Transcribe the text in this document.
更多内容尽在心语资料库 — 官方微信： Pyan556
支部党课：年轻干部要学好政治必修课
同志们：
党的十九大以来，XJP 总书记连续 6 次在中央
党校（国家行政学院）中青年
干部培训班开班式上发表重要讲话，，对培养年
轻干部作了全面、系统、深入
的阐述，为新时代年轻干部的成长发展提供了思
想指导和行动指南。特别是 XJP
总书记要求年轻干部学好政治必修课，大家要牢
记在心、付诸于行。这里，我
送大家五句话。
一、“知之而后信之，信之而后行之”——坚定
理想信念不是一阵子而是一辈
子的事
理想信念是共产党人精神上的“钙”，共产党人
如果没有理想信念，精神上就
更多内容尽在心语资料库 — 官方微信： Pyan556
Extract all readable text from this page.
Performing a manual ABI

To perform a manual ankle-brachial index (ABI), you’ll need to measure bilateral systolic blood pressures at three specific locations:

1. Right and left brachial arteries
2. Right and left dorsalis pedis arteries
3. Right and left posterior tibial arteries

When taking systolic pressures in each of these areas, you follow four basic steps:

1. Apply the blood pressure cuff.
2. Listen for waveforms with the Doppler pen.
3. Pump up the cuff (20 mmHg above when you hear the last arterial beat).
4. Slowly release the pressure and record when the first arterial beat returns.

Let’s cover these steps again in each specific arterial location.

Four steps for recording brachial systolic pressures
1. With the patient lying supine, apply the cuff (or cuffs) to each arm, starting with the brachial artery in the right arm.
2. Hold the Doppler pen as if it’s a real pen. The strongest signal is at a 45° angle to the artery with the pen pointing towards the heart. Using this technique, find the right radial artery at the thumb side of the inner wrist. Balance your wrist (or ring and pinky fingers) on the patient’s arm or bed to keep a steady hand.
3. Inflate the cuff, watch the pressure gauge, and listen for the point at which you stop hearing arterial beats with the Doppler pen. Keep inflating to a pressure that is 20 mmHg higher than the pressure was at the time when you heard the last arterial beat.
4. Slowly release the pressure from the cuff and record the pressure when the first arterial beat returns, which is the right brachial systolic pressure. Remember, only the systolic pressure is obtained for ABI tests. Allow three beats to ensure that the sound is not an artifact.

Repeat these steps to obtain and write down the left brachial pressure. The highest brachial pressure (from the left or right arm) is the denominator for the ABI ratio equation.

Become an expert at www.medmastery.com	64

- [Exercise]: Using the exact wording, write out all of the records.

- [The response]:
Transcribe the text in this document.
更多内容尽在心语资料库 — 官方微信： Pyan556
支部党课：年轻干部要学好政治必修课
同志们：
党的十九大以来，XJP 总书记连续 6 次在中央
党校（国家行政学院）中青年
干部培训班开班式上发表重要讲话，，对培养年
轻干部作了全面、系统、深入
的阐述，为新时代年轻干部的成长发展提供了思
想指导和行动指南。特别是 XJP
总书记要求年轻干部学好政治必修课，大家要牢
记在心、付诸于行。这里，我
送大家五句话。
一、“知之而后信之，信之而后行之”——坚定
理想信念不是一阵子而是一辈
子的事
理想信念是共产党人精神上的“钙”，共产党人
如果没有理想信念，精神上就
更多内容尽在心语资料库 — 官方微信： Pyan556
Extract all readable text from this page.
Performing a manual ABI

To perform a manual ankle-brachial index (ABI), you’ll need to measure bilateral systolic blood pressures at three specific locations:

1. Right and left brachial arteries
2. Right and left dorsalis pedis arteries
3. Right and left posterior tibial arteries

When taking systolic pressures in each of these areas, you follow four basic steps:

1. Apply the blood pressure cuff.
2. Listen for waveforms with the Doppler pen.
3. Pump up the cuff (20 mmHg above when you hear the last arterial beat).
4. Slowly release the pressure and record when the first arterial beat returns.

Let’s cover these steps again in each specific arterial location.

Four steps for recording brachial systolic pressures
1. With the patient lying supine, apply the cuff (or cuffs) to each arm, starting with the brachial artery in the right arm.
2. Hold the Doppler pen as if it’s a real pen. The strongest signal is at a 45° angle to the artery with the pen pointing towards the heart. Using this technique, find the right radial artery at the thumb side of the inner wrist. Balance your wrist (or ring and pinky fingers) on the patient’s arm or bed to keep a steady hand.
3. Inflate the cuff, watch the pressure gauge, and listen for the point at which you stop hearing arterial beats with the Doppler pen. Keep inflating to a pressure that is 20 mmHg higher than the pressure was at the time when you heard the last arterial beat.
4. Slowly release the pressure from the cuff and record the pressure when the first arterial beat returns, which is the right brachial systolic pressure. Remember, only the systolic pressure is obtained for ABI tests. Allow three beats to ensure that the sound is not an artifact.

Repeat these steps to obtain and write down the left brachial pressure. The highest brachial pressure (from the left or right arm) is the denominator for the ABI ratio equation.

Become an expert at www.medmastery.com	64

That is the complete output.